Extracted records
··········

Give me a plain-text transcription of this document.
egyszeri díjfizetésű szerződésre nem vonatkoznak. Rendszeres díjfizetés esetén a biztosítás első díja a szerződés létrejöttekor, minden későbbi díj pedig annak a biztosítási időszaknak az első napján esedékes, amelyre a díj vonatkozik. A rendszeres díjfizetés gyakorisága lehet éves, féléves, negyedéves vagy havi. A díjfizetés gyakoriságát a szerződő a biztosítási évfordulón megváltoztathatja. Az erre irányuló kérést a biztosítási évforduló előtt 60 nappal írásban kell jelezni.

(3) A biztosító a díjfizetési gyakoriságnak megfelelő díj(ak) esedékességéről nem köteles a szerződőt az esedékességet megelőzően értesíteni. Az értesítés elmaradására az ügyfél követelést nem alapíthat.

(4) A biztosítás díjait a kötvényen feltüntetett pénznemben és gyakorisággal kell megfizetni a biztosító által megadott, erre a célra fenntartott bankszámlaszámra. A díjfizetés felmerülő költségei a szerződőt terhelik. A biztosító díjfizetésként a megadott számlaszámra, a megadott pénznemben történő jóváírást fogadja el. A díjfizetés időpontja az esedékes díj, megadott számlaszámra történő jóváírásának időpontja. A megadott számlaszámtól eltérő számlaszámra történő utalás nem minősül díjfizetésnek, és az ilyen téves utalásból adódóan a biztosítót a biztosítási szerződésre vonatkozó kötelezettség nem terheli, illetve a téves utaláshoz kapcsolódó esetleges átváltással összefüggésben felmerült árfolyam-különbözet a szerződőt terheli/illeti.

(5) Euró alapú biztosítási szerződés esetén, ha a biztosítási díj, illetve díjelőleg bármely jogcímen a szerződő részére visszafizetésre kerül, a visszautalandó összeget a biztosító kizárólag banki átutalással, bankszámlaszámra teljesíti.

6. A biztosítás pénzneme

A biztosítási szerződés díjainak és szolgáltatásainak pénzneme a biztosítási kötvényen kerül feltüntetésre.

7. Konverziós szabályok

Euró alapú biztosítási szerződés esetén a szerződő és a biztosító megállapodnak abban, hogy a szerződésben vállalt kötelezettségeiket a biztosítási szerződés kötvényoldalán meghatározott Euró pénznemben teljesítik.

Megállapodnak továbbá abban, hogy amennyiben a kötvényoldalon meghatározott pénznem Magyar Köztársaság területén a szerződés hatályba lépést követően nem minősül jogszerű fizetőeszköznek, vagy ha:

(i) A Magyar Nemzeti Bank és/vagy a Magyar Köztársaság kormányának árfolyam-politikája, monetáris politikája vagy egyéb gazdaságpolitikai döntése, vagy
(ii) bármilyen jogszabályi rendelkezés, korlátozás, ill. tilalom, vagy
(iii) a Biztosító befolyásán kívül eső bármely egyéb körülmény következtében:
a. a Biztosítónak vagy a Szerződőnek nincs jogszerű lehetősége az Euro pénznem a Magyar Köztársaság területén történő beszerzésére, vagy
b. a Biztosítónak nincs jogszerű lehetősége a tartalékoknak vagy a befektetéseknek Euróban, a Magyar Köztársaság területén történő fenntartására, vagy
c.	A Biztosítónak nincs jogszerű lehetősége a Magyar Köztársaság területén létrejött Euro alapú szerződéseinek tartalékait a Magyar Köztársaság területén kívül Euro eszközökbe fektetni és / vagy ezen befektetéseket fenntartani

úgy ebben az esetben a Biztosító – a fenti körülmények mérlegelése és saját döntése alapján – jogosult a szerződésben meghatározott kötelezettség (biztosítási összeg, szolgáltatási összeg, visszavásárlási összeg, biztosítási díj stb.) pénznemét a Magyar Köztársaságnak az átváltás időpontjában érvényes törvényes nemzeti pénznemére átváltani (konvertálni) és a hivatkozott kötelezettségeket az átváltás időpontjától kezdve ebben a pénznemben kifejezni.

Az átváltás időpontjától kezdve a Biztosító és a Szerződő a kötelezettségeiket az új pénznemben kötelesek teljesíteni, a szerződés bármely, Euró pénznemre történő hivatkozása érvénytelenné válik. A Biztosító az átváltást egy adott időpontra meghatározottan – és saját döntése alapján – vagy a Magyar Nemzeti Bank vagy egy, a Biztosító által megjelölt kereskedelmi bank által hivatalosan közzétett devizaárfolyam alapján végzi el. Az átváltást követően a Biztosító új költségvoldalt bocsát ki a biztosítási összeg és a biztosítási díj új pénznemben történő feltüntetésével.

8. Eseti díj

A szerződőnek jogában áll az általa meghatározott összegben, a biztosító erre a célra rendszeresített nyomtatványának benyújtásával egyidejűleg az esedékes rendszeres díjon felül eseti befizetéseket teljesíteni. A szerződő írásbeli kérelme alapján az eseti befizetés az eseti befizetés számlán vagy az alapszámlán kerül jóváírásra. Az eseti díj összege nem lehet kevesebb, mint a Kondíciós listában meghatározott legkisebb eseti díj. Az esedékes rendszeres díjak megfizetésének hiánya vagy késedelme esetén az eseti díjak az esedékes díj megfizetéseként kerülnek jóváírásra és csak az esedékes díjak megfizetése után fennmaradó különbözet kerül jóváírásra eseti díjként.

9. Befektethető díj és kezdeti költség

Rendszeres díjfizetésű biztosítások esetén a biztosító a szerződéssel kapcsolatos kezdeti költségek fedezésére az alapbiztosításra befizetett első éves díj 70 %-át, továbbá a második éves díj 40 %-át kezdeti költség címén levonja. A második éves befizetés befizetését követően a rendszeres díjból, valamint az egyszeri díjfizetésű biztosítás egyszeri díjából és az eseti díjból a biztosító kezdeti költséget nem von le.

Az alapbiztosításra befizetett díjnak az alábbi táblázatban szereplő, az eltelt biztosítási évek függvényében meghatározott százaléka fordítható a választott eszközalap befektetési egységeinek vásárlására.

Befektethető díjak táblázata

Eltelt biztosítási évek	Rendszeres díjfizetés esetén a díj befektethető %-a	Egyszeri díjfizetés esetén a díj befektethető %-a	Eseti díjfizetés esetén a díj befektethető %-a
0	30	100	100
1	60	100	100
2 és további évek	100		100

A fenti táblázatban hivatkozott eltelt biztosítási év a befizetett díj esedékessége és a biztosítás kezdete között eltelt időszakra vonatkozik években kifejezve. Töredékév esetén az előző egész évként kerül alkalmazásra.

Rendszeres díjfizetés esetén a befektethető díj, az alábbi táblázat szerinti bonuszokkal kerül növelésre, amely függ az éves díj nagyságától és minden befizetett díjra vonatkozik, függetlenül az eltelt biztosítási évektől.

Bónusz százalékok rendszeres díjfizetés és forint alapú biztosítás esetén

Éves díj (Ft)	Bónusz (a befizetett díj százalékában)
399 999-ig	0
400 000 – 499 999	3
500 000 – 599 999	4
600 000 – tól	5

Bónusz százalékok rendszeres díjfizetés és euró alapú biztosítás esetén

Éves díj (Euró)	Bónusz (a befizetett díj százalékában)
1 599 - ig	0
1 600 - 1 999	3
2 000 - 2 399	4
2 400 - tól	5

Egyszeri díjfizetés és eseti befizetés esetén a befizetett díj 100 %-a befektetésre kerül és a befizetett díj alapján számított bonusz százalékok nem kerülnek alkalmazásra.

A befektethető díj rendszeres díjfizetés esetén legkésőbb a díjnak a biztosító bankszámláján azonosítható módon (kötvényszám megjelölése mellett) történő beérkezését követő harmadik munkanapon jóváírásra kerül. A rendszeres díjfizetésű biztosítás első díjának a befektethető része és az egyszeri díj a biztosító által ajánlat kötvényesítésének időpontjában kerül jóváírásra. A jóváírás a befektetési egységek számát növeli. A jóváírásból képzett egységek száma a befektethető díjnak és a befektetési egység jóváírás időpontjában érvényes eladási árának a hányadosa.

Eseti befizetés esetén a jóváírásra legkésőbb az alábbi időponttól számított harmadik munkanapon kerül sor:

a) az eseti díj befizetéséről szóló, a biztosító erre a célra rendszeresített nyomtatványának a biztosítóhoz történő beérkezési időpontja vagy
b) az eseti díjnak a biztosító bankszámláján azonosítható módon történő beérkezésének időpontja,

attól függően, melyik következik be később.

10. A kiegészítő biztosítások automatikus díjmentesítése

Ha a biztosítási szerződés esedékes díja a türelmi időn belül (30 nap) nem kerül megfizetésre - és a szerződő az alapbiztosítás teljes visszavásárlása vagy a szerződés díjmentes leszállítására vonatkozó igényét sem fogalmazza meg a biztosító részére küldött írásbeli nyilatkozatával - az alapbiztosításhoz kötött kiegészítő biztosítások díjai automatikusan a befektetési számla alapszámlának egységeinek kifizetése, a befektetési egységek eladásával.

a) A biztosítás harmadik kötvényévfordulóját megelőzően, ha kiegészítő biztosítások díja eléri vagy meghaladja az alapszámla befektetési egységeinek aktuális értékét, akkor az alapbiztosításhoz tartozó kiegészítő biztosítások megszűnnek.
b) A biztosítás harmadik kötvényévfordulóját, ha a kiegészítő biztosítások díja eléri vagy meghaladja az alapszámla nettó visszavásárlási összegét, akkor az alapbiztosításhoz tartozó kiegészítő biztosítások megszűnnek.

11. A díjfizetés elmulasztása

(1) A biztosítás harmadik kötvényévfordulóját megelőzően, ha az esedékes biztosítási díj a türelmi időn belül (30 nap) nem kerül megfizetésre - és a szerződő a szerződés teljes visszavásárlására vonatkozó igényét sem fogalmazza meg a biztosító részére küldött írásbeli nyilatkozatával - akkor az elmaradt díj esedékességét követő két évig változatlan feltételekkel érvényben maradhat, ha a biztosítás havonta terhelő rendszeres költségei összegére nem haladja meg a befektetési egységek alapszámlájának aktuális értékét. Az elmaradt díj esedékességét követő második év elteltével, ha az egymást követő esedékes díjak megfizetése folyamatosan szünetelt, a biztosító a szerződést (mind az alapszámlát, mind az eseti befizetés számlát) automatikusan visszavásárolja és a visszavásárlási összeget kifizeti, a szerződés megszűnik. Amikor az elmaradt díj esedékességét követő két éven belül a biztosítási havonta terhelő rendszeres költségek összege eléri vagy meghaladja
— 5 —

··········

WORK INSTRUCTIONS:
Looking at the data above, show all lines where the word "alkalmazásra" occurs.

WORKED SOLUTION:
A fenti táblázatban hivatkozott eltelt biztosítási év a befizetett díj esedékessége és a biztosítás kezdete között eltelt időszakra vonatkozik években kifejezve. Töredékév esetén az előző egész évként kerül alkalmazásra.
Egyszeri díjfizetés és eseti befizetés esetén a befizetett díj 100 %-a befektetésre kerül és a befizetett díj alapján számított bonusz százalékok nem kerülnek alkalmazásra.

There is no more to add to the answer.